Give only the number of lines in the listing below where the string "true" occurs.
── DATA LISTING
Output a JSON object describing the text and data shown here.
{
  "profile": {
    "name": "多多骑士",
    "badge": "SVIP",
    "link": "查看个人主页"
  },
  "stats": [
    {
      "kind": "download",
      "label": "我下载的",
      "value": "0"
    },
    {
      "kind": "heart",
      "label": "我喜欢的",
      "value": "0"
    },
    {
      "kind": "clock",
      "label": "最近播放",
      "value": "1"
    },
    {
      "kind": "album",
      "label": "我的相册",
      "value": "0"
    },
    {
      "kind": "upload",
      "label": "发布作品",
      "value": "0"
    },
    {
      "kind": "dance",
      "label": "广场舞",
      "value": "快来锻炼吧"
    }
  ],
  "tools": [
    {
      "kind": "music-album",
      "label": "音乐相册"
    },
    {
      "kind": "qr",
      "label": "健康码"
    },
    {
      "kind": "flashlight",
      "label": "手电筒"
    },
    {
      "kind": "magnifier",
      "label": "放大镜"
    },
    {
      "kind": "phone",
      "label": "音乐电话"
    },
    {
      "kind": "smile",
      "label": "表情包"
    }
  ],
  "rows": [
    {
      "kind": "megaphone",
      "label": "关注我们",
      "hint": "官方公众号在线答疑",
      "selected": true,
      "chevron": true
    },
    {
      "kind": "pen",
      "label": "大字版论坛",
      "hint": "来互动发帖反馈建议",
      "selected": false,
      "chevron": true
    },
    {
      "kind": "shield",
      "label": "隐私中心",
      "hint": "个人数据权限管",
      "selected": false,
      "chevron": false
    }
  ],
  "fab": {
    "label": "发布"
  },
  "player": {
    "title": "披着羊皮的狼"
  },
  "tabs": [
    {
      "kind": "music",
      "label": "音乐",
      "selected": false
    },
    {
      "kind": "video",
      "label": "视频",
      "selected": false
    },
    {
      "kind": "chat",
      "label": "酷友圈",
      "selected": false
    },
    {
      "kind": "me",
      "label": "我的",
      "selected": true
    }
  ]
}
────
FULL OUTPUT — 4